┌─ Input data

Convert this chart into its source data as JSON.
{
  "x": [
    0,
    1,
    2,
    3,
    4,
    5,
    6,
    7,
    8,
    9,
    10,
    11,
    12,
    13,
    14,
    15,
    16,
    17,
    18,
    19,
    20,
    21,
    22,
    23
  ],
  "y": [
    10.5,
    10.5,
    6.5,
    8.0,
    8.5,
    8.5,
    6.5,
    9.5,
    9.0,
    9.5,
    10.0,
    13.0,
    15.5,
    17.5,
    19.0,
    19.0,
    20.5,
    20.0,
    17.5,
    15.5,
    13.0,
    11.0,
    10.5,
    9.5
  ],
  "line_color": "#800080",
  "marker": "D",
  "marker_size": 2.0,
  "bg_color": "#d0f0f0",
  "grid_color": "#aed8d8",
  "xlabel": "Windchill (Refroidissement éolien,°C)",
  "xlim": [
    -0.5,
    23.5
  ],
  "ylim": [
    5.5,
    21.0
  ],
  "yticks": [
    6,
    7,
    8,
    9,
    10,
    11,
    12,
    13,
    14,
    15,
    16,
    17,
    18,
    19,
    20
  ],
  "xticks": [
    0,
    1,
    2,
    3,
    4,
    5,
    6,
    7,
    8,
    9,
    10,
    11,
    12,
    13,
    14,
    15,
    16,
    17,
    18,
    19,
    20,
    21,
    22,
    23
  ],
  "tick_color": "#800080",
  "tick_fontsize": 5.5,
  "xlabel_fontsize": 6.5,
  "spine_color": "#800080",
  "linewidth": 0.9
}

└─

**Written task:**
Each entry must be reproduced verbatim.

**Complete output:**
Convert this chart into its source data as JSON.
{
  "x": [
    0,
    1,
    2,
    3,
    4,
    5,
    6,
    7,
    8,
    9,
    10,
    11,
    12,
    13,
    14,
    15,
    16,
    17,
    18,
    19,
    20,
    21,
    22,
    23
  ],
  "y": [
    10.5,
    10.5,
    6.5,
    8.0,
    8.5,
    8.5,
    6.5,
    9.5,
    9.0,
    9.5,
    10.0,
    13.0,
    15.5,
    17.5,
    19.0,
    19.0,
    20.5,
    20.0,
    17.5,
    15.5,
    13.0,
    11.0,
    10.5,
    9.5
  ],
  "line_color": "#800080",
  "marker": "D",
  "marker_size": 2.0,
  "bg_color": "#d0f0f0",
  "grid_color": "#aed8d8",
  "xlabel": "Windchill (Refroidissement éolien,°C)",
  "xlim": [
    -0.5,
    23.5
  ],
  "ylim": [
    5.5,
    21.0
  ],
  "yticks": [
    6,
    7,
    8,
    9,
    10,
    11,
    12,
    13,
    14,
    15,
    16,
    17,
    18,
    19,
    20
  ],
  "xticks": [
    0,
    1,
    2,
    3,
    4,
    5,
    6,
    7,
    8,
    9,
    10,
    11,
    12,
    13,
    14,
    15,
    16,
    17,
    18,
    19,
    20,
    21,
    22,
    23
  ],
  "tick_color": "#800080",
  "tick_fontsize": 5.5,
  "xlabel_fontsize": 6.5,
  "spine_color": "#800080",
  "linewidth": 0.9
}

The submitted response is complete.